What the task asks: Copy out the whole listing exactly as written, leaving the pictures behind.

── Task material ──

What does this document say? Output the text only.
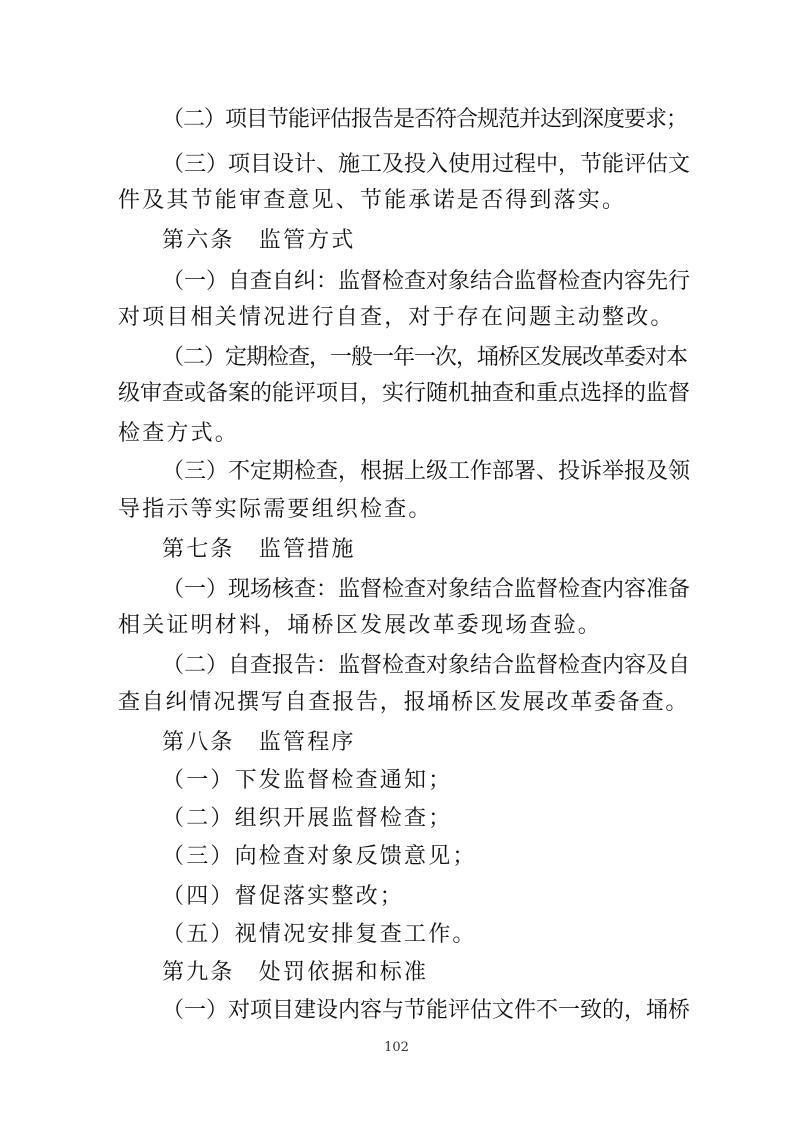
（二）项目节能评估报告是否符合规范并达到深度要求；
（三）项目设计、施工及投入使用过程中，节能评估文
件及其节能审查意见、节能承诺是否得到落实。
第六条　监管方式
（一）自查自纠：监督检查对象结合监督检查内容先行
对项目相关情况进行自查，对于存在问题主动整改。
（二）定期检查，一般一年一次，埇桥区发展改革委对本
级审查或备案的能评项目，实行随机抽查和重点选择的监督
检查方式。
（三）不定期检查，根据上级工作部署、投诉举报及领
导指示等实际需要组织检查。
第七条　监管措施
（一）现场核查：监督检查对象结合监督检查内容准备
相关证明材料，埇桥区发展改革委现场查验。
（二）自查报告：监督检查对象结合监督检查内容及自
查自纠情况撰写自查报告，报埇桥区发展改革委备查。
第八条　监管程序
（一）下发监督检查通知；
（二）组织开展监督检查；
（三）向检查对象反馈意见；
（四）督促落实整改；
（五）视情况安排复查工作。
第九条　处罚依据和标准
（一）对项目建设内容与节能评估文件不一致的，埇桥
102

───

Final result:
What does this document say? Output the text only.
（二）项目节能评估报告是否符合规范并达到深度要求；
（三）项目设计、施工及投入使用过程中，节能评估文
件及其节能审查意见、节能承诺是否得到落实。
第六条　监管方式
（一）自查自纠：监督检查对象结合监督检查内容先行
对项目相关情况进行自查，对于存在问题主动整改。
（二）定期检查，一般一年一次，埇桥区发展改革委对本
级审查或备案的能评项目，实行随机抽查和重点选择的监督
检查方式。
（三）不定期检查，根据上级工作部署、投诉举报及领
导指示等实际需要组织检查。
第七条　监管措施
（一）现场核查：监督检查对象结合监督检查内容准备
相关证明材料，埇桥区发展改革委现场查验。
（二）自查报告：监督检查对象结合监督检查内容及自
查自纠情况撰写自查报告，报埇桥区发展改革委备查。
第八条　监管程序
（一）下发监督检查通知；
（二）组织开展监督检查；
（三）向检查对象反馈意见；
（四）督促落实整改；
（五）视情况安排复查工作。
第九条　处罚依据和标准
（一）对项目建设内容与节能评估文件不一致的，埇桥
102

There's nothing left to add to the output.